**EXERCISE DESCRIPTION:**
Search the material below for the word "down" and copy every line in which it occurs.

┌──

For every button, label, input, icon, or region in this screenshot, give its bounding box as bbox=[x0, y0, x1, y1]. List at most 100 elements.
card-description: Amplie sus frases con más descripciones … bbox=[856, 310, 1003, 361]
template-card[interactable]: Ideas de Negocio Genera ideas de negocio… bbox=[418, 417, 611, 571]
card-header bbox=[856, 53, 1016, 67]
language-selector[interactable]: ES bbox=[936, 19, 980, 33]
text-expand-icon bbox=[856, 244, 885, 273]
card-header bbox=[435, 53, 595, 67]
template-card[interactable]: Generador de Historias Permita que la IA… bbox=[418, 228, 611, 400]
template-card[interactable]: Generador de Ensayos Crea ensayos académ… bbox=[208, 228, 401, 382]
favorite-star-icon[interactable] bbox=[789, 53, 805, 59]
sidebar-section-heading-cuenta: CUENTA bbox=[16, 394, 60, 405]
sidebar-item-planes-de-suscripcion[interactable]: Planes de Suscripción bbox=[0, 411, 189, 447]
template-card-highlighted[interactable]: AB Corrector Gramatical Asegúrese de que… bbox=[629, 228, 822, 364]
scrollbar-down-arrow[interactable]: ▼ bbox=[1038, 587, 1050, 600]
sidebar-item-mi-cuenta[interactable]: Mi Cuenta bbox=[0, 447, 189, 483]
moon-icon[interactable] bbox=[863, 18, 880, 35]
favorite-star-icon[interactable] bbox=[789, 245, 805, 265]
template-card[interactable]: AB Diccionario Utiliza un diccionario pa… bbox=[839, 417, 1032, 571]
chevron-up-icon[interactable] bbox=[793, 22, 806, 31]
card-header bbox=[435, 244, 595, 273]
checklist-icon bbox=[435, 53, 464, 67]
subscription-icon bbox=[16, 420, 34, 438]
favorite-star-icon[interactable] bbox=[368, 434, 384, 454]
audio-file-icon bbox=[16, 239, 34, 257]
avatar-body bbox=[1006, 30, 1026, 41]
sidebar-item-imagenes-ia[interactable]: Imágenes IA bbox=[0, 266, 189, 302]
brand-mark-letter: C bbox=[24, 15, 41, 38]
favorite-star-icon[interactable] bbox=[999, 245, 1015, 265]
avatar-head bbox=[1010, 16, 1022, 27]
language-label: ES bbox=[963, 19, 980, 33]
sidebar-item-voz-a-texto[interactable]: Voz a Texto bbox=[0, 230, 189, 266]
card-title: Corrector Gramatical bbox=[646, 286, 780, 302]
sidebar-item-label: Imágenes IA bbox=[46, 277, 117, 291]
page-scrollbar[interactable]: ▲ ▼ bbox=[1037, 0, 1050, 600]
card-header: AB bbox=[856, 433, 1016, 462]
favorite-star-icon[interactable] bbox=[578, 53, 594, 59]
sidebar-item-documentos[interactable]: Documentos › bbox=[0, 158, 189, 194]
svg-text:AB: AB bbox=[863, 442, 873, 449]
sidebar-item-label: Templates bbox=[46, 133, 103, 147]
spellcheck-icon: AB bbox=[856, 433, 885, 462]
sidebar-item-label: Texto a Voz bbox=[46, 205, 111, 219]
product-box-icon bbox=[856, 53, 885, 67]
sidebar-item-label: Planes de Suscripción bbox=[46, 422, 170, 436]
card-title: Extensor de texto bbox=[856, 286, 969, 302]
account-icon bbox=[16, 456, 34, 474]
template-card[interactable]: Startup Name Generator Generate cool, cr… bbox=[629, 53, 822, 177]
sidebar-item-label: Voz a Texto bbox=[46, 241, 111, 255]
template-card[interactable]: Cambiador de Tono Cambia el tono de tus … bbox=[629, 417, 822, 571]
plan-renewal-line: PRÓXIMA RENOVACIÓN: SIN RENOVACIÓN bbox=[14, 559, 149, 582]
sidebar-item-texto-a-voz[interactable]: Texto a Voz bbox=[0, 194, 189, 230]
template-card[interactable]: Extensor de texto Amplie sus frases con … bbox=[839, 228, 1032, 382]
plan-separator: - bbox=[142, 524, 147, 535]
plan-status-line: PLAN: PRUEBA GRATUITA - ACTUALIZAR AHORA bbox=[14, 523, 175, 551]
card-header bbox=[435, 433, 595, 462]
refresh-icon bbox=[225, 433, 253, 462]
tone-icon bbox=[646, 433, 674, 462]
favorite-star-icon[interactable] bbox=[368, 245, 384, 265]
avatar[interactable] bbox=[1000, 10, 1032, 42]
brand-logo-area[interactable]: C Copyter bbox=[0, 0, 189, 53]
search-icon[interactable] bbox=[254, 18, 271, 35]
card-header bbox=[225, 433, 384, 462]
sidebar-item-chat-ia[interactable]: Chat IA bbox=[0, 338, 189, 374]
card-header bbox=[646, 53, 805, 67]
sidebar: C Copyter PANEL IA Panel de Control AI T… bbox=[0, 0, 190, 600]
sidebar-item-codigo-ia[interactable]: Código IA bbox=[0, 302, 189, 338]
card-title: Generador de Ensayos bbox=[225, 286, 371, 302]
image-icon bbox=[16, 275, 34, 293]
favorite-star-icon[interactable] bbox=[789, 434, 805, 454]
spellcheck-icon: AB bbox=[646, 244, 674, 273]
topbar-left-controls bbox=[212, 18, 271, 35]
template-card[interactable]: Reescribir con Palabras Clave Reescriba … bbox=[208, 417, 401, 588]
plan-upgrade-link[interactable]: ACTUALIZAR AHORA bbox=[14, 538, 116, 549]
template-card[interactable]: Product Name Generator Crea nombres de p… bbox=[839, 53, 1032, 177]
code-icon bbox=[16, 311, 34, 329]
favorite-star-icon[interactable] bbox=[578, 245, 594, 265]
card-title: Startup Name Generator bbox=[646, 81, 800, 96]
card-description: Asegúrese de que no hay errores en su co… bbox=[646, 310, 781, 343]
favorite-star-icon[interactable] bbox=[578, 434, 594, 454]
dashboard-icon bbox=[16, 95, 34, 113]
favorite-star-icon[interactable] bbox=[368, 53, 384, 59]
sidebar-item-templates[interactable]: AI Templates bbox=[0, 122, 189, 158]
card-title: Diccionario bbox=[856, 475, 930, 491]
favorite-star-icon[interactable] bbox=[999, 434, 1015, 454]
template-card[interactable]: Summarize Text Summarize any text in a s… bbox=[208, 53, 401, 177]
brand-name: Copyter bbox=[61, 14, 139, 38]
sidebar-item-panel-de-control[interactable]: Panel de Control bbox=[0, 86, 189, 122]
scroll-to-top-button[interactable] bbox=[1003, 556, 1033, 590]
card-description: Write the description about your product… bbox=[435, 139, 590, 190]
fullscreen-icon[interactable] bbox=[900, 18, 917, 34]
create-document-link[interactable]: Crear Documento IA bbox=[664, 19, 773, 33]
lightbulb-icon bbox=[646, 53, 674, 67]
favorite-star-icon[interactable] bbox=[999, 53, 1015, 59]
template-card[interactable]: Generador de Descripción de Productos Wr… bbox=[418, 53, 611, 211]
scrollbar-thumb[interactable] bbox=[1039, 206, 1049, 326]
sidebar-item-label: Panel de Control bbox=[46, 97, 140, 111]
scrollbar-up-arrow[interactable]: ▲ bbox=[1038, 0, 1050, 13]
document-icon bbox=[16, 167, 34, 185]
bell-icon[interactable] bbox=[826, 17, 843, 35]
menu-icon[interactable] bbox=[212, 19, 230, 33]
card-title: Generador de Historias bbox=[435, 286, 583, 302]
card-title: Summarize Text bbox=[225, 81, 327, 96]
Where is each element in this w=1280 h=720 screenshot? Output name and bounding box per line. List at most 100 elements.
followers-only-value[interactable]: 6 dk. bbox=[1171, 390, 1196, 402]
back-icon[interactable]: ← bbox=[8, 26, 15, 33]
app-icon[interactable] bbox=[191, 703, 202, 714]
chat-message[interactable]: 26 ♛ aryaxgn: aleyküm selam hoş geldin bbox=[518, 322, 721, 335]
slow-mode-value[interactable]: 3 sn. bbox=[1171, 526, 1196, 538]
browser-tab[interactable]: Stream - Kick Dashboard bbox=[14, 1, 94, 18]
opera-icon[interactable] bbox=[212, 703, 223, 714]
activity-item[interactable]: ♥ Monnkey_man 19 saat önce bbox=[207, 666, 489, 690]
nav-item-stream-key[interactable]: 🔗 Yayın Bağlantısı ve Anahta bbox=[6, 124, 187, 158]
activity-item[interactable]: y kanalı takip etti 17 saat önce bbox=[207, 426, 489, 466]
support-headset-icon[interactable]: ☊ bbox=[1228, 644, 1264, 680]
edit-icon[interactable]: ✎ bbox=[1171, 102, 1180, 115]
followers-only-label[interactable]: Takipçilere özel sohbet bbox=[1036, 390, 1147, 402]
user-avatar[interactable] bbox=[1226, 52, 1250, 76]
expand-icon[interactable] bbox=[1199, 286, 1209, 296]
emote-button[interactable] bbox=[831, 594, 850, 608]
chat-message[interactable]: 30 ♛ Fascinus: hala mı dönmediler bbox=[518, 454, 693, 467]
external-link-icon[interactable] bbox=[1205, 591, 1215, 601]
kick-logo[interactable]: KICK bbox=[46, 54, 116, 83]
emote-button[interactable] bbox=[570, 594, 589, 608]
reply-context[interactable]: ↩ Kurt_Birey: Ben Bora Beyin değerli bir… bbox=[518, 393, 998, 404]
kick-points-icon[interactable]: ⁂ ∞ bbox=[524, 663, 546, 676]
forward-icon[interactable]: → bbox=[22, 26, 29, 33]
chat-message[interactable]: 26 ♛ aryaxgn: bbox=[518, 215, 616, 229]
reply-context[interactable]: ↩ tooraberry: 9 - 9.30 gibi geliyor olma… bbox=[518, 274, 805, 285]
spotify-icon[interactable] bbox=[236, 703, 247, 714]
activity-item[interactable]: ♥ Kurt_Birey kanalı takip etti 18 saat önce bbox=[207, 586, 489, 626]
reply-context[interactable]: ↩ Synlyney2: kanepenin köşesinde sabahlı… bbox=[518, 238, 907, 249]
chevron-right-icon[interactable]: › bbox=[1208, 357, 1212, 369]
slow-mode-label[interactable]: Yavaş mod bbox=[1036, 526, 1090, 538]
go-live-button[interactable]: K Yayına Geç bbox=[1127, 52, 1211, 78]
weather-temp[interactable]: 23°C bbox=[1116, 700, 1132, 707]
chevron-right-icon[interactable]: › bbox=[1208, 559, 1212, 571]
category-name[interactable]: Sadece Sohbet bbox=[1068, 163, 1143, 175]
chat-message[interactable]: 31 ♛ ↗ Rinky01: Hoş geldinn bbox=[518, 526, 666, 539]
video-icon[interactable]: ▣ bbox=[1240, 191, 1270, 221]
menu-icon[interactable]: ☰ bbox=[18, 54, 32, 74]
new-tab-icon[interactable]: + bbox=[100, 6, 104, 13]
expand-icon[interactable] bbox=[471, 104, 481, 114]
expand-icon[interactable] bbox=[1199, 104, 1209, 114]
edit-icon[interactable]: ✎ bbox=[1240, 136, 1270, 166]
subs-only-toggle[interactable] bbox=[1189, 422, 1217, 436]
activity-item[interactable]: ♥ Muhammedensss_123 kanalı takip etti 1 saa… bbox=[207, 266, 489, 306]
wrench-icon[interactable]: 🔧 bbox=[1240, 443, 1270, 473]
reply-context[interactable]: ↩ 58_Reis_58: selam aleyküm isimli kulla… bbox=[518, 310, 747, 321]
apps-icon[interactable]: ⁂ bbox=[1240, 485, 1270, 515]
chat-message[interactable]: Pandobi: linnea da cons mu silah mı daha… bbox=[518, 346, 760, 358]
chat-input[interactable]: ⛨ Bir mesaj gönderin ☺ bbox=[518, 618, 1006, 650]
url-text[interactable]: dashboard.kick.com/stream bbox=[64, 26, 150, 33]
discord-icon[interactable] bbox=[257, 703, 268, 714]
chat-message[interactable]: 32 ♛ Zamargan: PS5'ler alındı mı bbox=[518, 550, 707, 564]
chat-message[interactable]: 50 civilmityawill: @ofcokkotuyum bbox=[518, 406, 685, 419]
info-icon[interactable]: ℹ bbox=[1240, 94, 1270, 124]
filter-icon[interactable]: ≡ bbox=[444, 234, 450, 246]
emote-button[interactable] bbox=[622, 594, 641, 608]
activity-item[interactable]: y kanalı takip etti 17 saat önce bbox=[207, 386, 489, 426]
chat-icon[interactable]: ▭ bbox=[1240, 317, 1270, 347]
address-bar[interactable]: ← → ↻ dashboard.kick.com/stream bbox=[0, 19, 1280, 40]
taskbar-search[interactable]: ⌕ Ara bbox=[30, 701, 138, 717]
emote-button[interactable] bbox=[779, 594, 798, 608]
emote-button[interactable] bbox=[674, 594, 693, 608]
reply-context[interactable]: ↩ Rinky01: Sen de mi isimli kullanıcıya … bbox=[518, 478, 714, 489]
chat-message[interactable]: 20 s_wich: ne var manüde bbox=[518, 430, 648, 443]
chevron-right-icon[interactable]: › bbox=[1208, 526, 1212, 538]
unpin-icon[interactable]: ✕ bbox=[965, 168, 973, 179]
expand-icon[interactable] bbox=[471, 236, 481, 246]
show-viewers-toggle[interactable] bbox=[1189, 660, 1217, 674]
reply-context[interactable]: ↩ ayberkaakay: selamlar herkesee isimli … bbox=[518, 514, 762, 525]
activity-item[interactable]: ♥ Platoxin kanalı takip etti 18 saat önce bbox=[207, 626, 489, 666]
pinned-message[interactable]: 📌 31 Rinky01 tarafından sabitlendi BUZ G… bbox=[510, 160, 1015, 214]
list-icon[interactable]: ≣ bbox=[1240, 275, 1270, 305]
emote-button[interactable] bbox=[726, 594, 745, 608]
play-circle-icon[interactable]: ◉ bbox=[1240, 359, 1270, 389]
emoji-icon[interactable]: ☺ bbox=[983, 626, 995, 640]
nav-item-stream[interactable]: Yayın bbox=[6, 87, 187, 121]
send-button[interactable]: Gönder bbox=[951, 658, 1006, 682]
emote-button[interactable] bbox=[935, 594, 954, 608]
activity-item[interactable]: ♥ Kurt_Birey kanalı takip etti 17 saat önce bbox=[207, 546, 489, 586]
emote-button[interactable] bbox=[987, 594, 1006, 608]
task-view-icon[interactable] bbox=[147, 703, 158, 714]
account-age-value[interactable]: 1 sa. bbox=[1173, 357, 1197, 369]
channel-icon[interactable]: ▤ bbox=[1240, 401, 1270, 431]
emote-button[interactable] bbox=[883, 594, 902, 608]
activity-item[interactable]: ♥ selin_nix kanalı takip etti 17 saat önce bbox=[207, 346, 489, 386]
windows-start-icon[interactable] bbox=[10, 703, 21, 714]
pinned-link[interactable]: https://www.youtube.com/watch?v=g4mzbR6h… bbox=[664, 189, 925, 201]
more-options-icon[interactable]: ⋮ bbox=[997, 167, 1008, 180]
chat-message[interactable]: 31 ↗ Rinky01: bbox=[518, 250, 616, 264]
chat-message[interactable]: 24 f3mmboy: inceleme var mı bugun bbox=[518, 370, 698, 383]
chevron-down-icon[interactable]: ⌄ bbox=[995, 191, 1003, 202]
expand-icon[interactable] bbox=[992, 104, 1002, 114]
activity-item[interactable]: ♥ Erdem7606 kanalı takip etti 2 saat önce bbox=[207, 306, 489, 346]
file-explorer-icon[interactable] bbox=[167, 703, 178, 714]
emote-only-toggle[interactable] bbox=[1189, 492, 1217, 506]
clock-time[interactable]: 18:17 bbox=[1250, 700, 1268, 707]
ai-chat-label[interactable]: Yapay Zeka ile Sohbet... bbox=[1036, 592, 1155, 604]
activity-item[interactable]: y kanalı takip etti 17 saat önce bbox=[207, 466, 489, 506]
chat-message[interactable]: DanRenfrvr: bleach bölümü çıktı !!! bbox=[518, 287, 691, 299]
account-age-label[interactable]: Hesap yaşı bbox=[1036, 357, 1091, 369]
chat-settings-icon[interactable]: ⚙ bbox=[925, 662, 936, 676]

└──

**WRITTEN RESPONSE:**
scrollbar-down-arrow[interactable]: ▼ bbox=[1038, 587, 1050, 600]
chevron-down-icon[interactable]: ⌄ bbox=[995, 191, 1003, 202]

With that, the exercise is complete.